Layout region records
● ● ●

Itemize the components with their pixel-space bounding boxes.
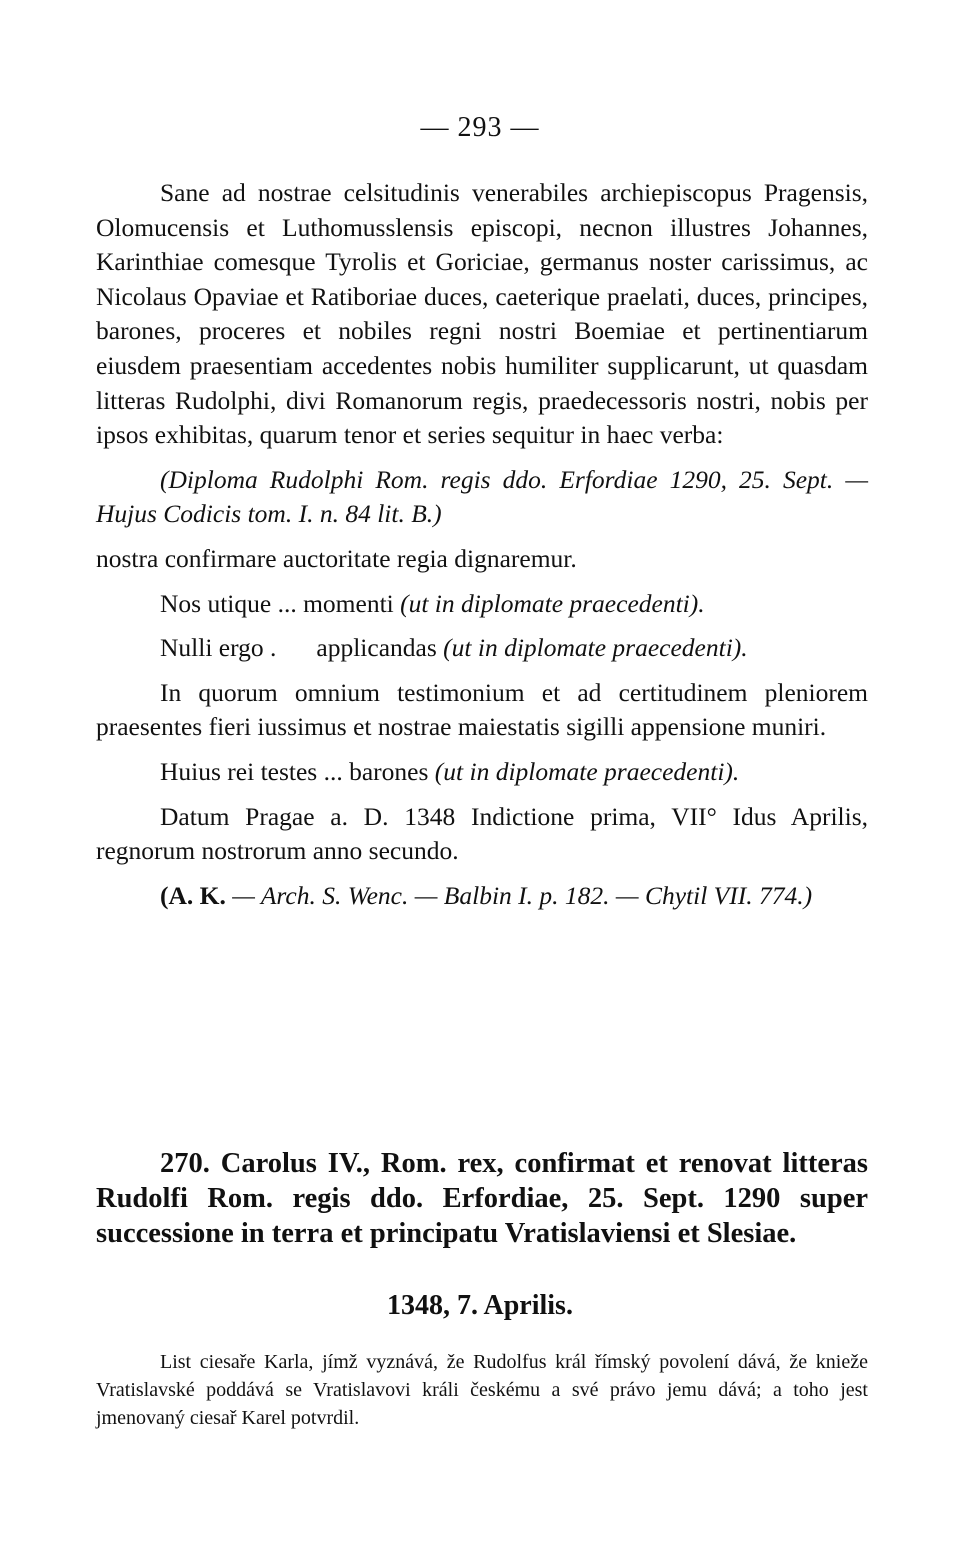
page-number: — 293 —: [420, 112, 540, 143]
nos-utique-note: (ut in diplomate praecedenti).: [400, 588, 705, 618]
paragraph-testimonium: In quorum omnium testimonium et ad certitudinem pleniorem praesentes fieri iussimus et nostrae maiestatis sigilli appensione muniri.: [96, 677, 868, 742]
testes-text: Huius rei testes ... barones: [160, 756, 429, 786]
paragraph-testes: [96, 755, 868, 790]
sources-ak: (A. K.: [160, 880, 226, 910]
document-body: [96, 176, 868, 913]
document-date: 1348, 7. Aprilis.: [387, 1290, 573, 1321]
nos-utique-text: Nos utique ... momenti: [160, 588, 394, 618]
applicandas-text: applicandas: [316, 633, 437, 663]
testes-note: (ut in diplomate praecedenti).: [434, 756, 740, 786]
paragraph-confirmation: nostra confirmare auctoritate regia dignaremur.: [96, 543, 577, 573]
nulli-ergo-text: Nulli ergo .: [160, 633, 277, 663]
paragraph-nos-utique: [96, 587, 868, 622]
paragraph-nulli-ergo: [96, 631, 868, 666]
nulli-ergo-note: (ut in diplomate praecedenti).: [443, 633, 748, 663]
czech-summary: List ciesaře Karla, jímž vyznává, že Rudolfus král římský povolení dává, že knieže Vratislavské poddává se Vratislavovi králi českému a své právo jemu dává; a toho jest jmenovaný ciesař Karel potvrdil.: [96, 1351, 868, 1429]
sources-list: — Arch. S. Wenc. — Balbin I. p. 182. — Chytil VII. 774.): [232, 880, 813, 910]
paragraph-diploma-reference: (Diploma Rudolphi Rom. regis ddo. Erfordiae 1290, 25. Sept. — Hujus Codicis tom. I. n. 84 lit. B.): [96, 464, 868, 529]
paragraph-sources: [96, 879, 868, 914]
paragraph-datum: Datum Pragae a. D. 1348 Indictione prima, VII° Idus Aprilis, regnorum nostrorum anno secundo.: [96, 801, 868, 866]
document-heading: 270. Carolus IV., Rom. rex, confirmat et renovat litteras Rudolfi Rom. regis ddo. Erfordiae, 25. Sept. 1290 super successione in terra et principatu Vratislaviensi et Slesiae.: [96, 1148, 868, 1249]
paragraph-petition: Sane ad nostrae celsitudinis venerabiles archiepiscopus Pragensis, Olomucensis et Luthomusslensis episcopi, necnon illustres Johannes, Karinthiae comesque Tyrolis et Goriciae, germanus noster carissimus, ac Nicolaus Opaviae et Ratiboriae duces, caeterique praelati, duces, principes, barones, proceres et nobiles regni nostri Boemiae et pertinentiarum eiusdem praesentiam accedentes nobis humiliter supplicarunt, ut quasdam litteras Rudolphi, divi Romanorum regis, praedecessoris nostri, nobis per ipsos exhibitas, quarum tenor et series sequitur in haec verba:: [96, 178, 868, 450]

● ● ●

- _Required task_
Can you retype every line of the records above without any changes, leaving out the pictures?

- _Full response_
Itemize the components with their pixel-space bounding boxes.
page-number: — 293 —: [420, 112, 540, 143]
nos-utique-note: (ut in diplomate praecedenti).: [400, 588, 705, 618]
paragraph-testimonium: In quorum omnium testimonium et ad certitudinem pleniorem praesentes fieri iussimus et nostrae maiestatis sigilli appensione muniri.: [96, 677, 868, 742]
testes-text: Huius rei testes ... barones: [160, 756, 429, 786]
paragraph-testes: [96, 755, 868, 790]
sources-ak: (A. K.: [160, 880, 226, 910]
document-body: [96, 176, 868, 913]
document-date: 1348, 7. Aprilis.: [387, 1290, 573, 1321]
nos-utique-text: Nos utique ... momenti: [160, 588, 394, 618]
applicandas-text: applicandas: [316, 633, 437, 663]
testes-note: (ut in diplomate praecedenti).: [434, 756, 740, 786]
paragraph-confirmation: nostra confirmare auctoritate regia dignaremur.: [96, 543, 577, 573]
nulli-ergo-text: Nulli ergo .: [160, 633, 277, 663]
paragraph-nos-utique: [96, 587, 868, 622]
paragraph-nulli-ergo: [96, 631, 868, 666]
nulli-ergo-note: (ut in diplomate praecedenti).: [443, 633, 748, 663]
czech-summary: List ciesaře Karla, jímž vyznává, že Rudolfus král římský povolení dává, že knieže Vratislavské poddává se Vratislavovi králi českému a své právo jemu dává; a toho jest jmenovaný ciesař Karel potvrdil.: [96, 1351, 868, 1429]
sources-list: — Arch. S. Wenc. — Balbin I. p. 182. — Chytil VII. 774.): [232, 880, 813, 910]
paragraph-diploma-reference: (Diploma Rudolphi Rom. regis ddo. Erfordiae 1290, 25. Sept. — Hujus Codicis tom. I. n. 84 lit. B.): [96, 464, 868, 529]
paragraph-sources: [96, 879, 868, 914]
paragraph-datum: Datum Pragae a. D. 1348 Indictione prima, VII° Idus Aprilis, regnorum nostrorum anno secundo.: [96, 801, 868, 866]
document-heading: 270. Carolus IV., Rom. rex, confirmat et renovat litteras Rudolfi Rom. regis ddo. Erfordiae, 25. Sept. 1290 super successione in terra et principatu Vratislaviensi et Slesiae.: [96, 1148, 868, 1249]
paragraph-petition: Sane ad nostrae celsitudinis venerabiles archiepiscopus Pragensis, Olomucensis et Luthomusslensis episcopi, necnon illustres Johannes, Karinthiae comesque Tyrolis et Goriciae, germanus noster carissimus, ac Nicolaus Opaviae et Ratiboriae duces, caeterique praelati, duces, principes, barones, proceres et nobiles regni nostri Boemiae et pertinentiarum eiusdem praesentiam accedentes nobis humiliter supplicarunt, ut quasdam litteras Rudolphi, divi Romanorum regis, praedecessoris nostri, nobis per ipsos exhibitas, quarum tenor et series sequitur in haec verba:: [96, 178, 868, 450]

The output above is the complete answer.